§ **TASK**
Output solely the number of lines containing the string "nach".

§ **EXTRACTED MATERIAL**
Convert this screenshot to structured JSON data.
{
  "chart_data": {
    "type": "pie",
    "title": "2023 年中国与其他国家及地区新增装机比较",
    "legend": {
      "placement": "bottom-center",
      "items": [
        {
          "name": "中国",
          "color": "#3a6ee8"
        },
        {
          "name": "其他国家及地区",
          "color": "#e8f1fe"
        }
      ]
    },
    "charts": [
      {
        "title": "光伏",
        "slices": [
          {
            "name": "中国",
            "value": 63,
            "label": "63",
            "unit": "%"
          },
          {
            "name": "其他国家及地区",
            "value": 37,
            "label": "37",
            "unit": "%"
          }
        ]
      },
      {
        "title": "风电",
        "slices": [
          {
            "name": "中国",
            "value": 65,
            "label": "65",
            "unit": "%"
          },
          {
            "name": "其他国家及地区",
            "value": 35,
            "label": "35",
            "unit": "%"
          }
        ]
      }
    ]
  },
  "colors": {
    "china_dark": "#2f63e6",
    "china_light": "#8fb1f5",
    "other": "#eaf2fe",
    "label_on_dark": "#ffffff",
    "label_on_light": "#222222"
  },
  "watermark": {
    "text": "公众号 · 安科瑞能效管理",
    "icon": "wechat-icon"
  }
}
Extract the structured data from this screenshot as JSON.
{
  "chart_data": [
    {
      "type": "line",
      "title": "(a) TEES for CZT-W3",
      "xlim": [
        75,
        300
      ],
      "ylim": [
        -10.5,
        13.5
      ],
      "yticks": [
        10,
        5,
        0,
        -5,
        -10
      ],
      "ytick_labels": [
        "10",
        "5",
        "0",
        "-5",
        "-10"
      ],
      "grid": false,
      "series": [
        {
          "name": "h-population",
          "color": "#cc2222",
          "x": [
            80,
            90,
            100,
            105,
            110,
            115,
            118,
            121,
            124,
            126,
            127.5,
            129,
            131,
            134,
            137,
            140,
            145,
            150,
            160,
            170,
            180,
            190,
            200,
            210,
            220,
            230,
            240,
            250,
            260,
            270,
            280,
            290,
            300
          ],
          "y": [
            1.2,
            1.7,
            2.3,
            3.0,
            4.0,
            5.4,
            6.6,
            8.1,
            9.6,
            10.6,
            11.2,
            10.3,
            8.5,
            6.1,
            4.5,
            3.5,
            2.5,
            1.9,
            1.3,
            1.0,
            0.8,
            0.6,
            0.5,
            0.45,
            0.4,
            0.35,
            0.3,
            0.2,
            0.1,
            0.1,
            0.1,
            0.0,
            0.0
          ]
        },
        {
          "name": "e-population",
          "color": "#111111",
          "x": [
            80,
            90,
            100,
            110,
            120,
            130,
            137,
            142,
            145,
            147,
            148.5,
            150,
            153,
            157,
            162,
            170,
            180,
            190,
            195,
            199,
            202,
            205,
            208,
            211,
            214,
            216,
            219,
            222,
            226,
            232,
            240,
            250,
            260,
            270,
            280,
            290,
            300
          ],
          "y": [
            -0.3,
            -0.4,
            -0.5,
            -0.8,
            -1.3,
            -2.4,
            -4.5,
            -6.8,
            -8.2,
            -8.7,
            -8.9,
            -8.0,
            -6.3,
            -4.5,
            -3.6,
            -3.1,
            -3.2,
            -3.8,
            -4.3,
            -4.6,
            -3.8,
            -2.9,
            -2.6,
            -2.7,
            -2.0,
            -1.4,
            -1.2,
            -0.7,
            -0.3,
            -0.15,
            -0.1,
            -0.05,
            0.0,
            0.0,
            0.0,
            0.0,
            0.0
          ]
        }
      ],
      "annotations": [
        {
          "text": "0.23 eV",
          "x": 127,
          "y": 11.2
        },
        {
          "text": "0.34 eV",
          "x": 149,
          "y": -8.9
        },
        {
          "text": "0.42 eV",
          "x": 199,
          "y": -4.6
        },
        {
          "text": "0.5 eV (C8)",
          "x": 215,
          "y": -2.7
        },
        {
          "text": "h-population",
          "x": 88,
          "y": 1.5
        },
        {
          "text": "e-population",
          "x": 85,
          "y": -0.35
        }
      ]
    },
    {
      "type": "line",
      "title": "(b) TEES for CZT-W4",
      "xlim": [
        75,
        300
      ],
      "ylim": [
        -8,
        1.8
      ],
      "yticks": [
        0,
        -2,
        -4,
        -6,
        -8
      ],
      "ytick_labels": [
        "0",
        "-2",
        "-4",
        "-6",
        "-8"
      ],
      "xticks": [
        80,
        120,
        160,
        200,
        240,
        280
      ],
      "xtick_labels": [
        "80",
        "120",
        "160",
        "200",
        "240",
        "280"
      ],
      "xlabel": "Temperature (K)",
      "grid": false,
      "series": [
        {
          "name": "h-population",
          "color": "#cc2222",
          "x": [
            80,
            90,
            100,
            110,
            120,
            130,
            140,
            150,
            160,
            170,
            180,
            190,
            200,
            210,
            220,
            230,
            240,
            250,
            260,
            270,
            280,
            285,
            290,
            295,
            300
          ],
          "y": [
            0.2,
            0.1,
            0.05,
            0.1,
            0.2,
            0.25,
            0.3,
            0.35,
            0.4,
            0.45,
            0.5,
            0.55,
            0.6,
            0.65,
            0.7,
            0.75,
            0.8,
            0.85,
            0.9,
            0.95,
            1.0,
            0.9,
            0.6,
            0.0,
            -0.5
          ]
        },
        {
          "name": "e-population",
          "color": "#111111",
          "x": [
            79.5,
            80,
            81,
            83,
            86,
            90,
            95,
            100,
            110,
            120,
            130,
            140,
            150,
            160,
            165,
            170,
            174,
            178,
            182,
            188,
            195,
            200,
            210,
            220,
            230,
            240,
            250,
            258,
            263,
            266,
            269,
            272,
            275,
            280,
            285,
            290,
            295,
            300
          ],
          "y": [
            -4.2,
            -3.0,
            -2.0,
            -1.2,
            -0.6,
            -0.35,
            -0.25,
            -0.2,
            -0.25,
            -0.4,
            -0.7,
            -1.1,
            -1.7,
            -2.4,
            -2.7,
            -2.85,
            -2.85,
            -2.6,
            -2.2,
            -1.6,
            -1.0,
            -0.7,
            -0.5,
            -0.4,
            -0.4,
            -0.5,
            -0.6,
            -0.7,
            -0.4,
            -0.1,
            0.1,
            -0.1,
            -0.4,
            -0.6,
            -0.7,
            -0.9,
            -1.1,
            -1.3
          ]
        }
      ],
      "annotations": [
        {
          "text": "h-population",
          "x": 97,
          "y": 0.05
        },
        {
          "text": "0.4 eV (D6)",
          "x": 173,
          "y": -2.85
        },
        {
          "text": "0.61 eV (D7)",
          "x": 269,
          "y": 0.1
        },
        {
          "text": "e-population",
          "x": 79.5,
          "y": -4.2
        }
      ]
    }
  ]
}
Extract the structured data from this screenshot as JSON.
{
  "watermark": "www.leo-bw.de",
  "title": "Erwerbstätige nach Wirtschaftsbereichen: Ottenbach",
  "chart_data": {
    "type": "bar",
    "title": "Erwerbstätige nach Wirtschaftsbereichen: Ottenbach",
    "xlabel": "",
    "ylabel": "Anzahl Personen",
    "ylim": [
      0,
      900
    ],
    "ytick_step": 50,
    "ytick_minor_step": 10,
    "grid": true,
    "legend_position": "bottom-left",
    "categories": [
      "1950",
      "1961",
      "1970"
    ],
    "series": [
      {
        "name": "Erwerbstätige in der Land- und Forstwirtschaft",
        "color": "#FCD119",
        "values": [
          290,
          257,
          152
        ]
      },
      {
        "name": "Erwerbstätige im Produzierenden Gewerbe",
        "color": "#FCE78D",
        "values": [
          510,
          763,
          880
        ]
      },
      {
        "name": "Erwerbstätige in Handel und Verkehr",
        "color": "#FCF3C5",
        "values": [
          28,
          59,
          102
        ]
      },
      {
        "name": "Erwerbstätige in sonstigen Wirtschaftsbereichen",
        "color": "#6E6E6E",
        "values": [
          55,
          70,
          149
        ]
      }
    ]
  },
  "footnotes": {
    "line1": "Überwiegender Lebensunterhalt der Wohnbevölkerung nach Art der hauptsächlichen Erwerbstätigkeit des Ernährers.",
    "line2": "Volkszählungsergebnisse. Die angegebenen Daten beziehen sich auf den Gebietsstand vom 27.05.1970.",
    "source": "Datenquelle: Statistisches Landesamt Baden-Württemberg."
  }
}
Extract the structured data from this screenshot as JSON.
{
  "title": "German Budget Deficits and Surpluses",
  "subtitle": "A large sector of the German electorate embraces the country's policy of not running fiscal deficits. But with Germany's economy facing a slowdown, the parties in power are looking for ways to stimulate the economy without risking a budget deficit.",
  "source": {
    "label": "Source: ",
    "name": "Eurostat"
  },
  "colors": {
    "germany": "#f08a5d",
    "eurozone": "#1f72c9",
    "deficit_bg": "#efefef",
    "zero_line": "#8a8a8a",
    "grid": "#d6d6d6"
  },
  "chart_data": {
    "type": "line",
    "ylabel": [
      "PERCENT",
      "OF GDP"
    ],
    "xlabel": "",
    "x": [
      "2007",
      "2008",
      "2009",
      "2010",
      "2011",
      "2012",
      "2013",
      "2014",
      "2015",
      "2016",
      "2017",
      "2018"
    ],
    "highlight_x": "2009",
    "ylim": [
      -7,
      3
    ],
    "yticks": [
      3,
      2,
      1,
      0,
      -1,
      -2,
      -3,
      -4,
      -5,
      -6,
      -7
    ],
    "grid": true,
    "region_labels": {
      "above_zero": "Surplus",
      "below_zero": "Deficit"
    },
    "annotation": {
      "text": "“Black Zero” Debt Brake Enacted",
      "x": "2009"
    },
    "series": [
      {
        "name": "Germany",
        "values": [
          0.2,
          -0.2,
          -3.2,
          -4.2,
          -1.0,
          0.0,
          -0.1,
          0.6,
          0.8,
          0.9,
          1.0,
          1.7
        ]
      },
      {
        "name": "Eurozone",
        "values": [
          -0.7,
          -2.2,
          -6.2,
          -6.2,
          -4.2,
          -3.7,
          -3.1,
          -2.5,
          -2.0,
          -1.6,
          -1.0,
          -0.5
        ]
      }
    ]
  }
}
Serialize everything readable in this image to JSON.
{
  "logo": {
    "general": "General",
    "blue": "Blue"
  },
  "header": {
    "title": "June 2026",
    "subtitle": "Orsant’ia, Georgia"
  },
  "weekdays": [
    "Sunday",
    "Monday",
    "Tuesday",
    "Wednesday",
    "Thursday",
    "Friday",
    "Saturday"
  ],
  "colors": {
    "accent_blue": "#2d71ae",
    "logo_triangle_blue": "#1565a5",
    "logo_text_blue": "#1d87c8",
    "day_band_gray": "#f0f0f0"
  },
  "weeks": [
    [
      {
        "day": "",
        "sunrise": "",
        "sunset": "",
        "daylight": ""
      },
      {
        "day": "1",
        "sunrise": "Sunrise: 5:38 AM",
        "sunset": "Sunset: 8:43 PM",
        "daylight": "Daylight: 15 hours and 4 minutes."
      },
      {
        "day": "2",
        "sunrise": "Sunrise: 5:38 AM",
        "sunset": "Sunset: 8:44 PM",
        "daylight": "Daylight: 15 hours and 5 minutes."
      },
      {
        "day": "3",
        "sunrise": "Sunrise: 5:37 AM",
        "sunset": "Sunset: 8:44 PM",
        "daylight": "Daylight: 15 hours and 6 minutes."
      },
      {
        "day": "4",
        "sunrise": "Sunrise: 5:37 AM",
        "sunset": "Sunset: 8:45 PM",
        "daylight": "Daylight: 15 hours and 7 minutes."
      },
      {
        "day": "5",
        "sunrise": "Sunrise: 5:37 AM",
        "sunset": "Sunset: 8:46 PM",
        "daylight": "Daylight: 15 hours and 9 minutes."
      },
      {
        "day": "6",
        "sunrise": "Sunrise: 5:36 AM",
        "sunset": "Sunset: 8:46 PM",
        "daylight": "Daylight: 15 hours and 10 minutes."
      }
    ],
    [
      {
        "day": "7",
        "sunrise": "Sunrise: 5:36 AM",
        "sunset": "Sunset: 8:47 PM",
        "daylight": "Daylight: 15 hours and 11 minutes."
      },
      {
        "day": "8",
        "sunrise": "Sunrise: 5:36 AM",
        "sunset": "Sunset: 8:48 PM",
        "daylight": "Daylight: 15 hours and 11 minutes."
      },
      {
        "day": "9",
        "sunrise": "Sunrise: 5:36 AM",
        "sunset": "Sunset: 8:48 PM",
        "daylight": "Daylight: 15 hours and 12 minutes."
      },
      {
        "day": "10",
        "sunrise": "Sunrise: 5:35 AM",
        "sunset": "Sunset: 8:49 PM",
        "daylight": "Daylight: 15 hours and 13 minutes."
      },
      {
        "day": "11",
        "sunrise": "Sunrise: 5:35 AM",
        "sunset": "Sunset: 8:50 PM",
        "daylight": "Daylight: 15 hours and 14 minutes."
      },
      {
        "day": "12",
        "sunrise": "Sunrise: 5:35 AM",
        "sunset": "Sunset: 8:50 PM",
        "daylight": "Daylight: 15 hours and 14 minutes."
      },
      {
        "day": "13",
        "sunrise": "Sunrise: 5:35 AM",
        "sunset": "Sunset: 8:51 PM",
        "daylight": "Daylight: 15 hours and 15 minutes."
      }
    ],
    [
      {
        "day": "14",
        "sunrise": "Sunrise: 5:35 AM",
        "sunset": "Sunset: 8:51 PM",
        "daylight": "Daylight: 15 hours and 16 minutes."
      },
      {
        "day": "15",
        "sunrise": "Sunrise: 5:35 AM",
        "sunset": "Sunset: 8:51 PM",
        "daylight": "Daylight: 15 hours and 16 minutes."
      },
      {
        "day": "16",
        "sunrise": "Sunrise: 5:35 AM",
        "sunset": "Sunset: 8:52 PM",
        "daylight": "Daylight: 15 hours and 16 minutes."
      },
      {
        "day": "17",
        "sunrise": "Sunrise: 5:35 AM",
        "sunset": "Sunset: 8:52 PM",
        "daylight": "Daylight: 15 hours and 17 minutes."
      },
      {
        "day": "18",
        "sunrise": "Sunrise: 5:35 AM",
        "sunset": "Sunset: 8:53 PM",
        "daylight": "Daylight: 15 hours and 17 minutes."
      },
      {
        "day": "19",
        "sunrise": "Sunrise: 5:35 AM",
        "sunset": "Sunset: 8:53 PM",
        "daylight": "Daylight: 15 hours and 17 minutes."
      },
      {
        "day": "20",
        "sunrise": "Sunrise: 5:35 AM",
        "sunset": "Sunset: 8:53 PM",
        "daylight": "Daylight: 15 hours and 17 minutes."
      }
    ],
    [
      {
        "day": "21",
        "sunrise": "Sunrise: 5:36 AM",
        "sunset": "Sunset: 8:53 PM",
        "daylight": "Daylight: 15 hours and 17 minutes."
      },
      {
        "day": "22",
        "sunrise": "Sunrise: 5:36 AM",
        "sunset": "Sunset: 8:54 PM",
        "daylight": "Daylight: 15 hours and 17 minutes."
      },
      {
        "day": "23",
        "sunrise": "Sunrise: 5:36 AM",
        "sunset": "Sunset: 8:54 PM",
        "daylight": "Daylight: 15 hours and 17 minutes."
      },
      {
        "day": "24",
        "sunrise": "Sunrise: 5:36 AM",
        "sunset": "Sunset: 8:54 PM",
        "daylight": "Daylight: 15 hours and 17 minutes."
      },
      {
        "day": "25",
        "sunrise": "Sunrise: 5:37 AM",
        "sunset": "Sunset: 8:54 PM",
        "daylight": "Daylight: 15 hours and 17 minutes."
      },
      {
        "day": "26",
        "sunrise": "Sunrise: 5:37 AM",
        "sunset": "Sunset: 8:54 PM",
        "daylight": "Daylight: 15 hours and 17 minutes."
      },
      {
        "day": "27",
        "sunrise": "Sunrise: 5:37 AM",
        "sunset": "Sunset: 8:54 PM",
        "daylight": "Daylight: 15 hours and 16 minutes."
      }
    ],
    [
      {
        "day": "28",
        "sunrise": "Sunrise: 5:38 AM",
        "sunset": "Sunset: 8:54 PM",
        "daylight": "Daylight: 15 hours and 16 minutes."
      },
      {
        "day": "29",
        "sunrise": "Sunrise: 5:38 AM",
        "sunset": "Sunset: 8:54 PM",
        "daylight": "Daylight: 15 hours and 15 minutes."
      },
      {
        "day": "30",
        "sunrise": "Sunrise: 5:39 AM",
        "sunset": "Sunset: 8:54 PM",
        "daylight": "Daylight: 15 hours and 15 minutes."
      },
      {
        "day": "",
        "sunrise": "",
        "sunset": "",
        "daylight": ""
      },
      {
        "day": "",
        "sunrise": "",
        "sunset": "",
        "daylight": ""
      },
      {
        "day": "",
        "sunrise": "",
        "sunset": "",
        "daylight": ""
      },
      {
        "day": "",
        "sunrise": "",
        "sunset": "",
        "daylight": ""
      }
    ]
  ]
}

§ **FINAL ANSWER**
3